• [PROMPT] Copy out the data below with every instance of "x-tick-label" replaced by "x-axis-tick", keeping all else identical. Omit the pictures from your copy.

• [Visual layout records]

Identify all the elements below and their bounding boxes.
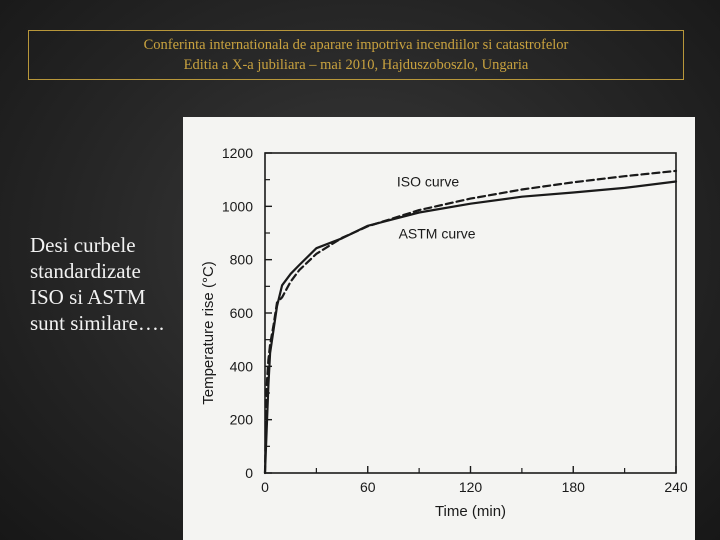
y-tick-label: 800 (230, 252, 254, 268)
series-line-iso (263, 169, 678, 475)
side-caption: Desi curbele standardizate ISO si ASTM s… (30, 232, 190, 336)
labels-layer: 0 200 400 600 800 1000 1200 0 60 120 180 240 Time (m… (200, 145, 688, 520)
chart-panel: 0 200 400 600 800 1000 1200 0 60 120 180 240 Time (m… (183, 117, 695, 540)
x-tick-label: 0 (261, 479, 269, 495)
conference-header: Conferinta internationala de aparare imp… (28, 30, 684, 80)
y-tick-label: 200 (230, 412, 254, 428)
x-tick-label: 240 (664, 479, 688, 495)
side-caption-line-2: standardizate (30, 259, 141, 283)
y-tick-label: 0 (245, 465, 253, 481)
x-tick-label: 120 (459, 479, 483, 495)
x-tick-label: 60 (360, 479, 376, 495)
series-line-astm (263, 180, 678, 475)
header-line-2: Editia a X-a jubiliara – mai 2010, Hajdu… (183, 57, 529, 73)
y-tick-label: 400 (230, 358, 254, 374)
x-axis-label: Time (min) (435, 503, 506, 520)
x-tick-label: 180 (562, 479, 586, 495)
axes-layer (264, 152, 677, 474)
astm-curve-label: ASTM curve (399, 225, 476, 241)
y-axis-label: Temperature rise (°C) (200, 261, 217, 405)
side-caption-line-1: Desi curbele (30, 233, 136, 257)
fire-curve-chart: 0 200 400 600 800 1000 1200 0 60 120 180 240 Time (m… (200, 145, 688, 520)
y-tick-label: 600 (230, 305, 254, 321)
header-line-1: Conferinta internationala de aparare imp… (143, 37, 569, 53)
y-tick-label: 1200 (222, 145, 253, 161)
y-tick-label: 1000 (222, 198, 253, 214)
side-caption-line-4: sunt similare…. (30, 311, 165, 335)
series-layer (263, 169, 678, 475)
iso-curve-label: ISO curve (397, 173, 459, 189)
side-caption-line-3: ISO si ASTM (30, 285, 146, 309)
plot-frame (264, 152, 677, 474)
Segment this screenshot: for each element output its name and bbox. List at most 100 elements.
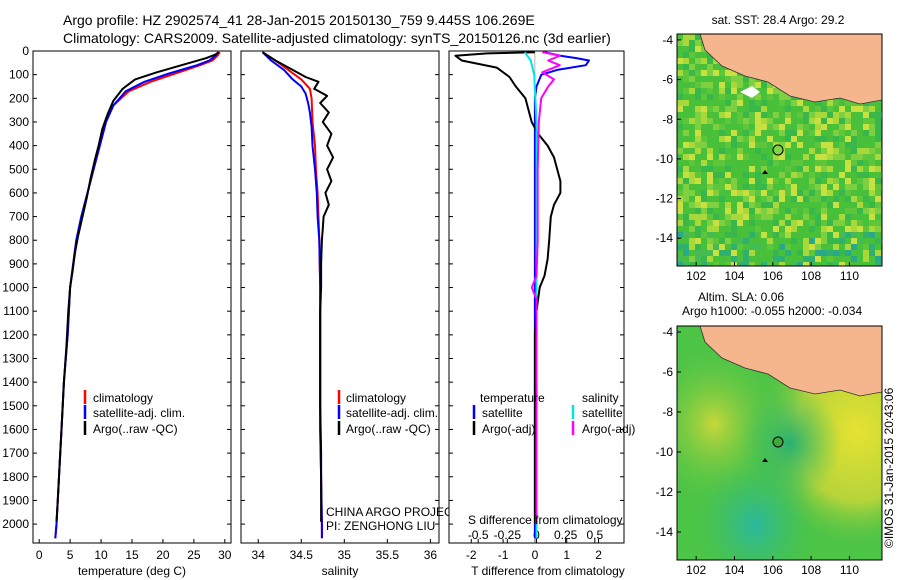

• [EXERCISE SOLUTION]
Identify all the elements below and their bounding boxes.
y-tick-label: 800 (230, 252, 254, 268)
series-line-iso (263, 169, 678, 475)
side-caption: Desi curbele standardizate ISO si ASTM s… (30, 232, 190, 336)
labels-layer: 0 200 400 600 800 1000 1200 0 60 120 180 240 Time (m… (200, 145, 688, 520)
chart-panel: 0 200 400 600 800 1000 1200 0 60 120 180 240 Time (m… (183, 117, 695, 540)
x-axis-tick: 0 (261, 479, 269, 495)
conference-header: Conferinta internationala de aparare imp… (28, 30, 684, 80)
y-tick-label: 200 (230, 412, 254, 428)
x-axis-tick: 240 (664, 479, 688, 495)
side-caption-line-2: standardizate (30, 259, 141, 283)
y-tick-label: 0 (245, 465, 253, 481)
x-axis-tick: 120 (459, 479, 483, 495)
x-axis-tick: 60 (360, 479, 376, 495)
series-line-astm (263, 180, 678, 475)
header-line-2: Editia a X-a jubiliara – mai 2010, Hajdu… (183, 57, 529, 73)
y-tick-label: 400 (230, 358, 254, 374)
x-axis-label: Time (min) (435, 503, 506, 520)
x-axis-tick: 180 (562, 479, 586, 495)
axes-layer (264, 152, 677, 474)
astm-curve-label: ASTM curve (399, 225, 476, 241)
y-axis-label: Temperature rise (°C) (200, 261, 217, 405)
side-caption-line-1: Desi curbele (30, 233, 136, 257)
fire-curve-chart: 0 200 400 600 800 1000 1200 0 60 120 180 240 Time (m… (200, 145, 688, 520)
y-tick-label: 600 (230, 305, 254, 321)
header-line-1: Conferinta internationala de aparare imp… (143, 37, 569, 53)
y-tick-label: 1200 (222, 145, 253, 161)
y-tick-label: 1000 (222, 198, 253, 214)
side-caption-line-4: sunt similare…. (30, 311, 165, 335)
series-layer (263, 169, 678, 475)
iso-curve-label: ISO curve (397, 173, 459, 189)
side-caption-line-3: ISO si ASTM (30, 285, 146, 309)
plot-frame (264, 152, 677, 474)
Segment this screenshot: for each element output its name and bbox. List at most 100 elements.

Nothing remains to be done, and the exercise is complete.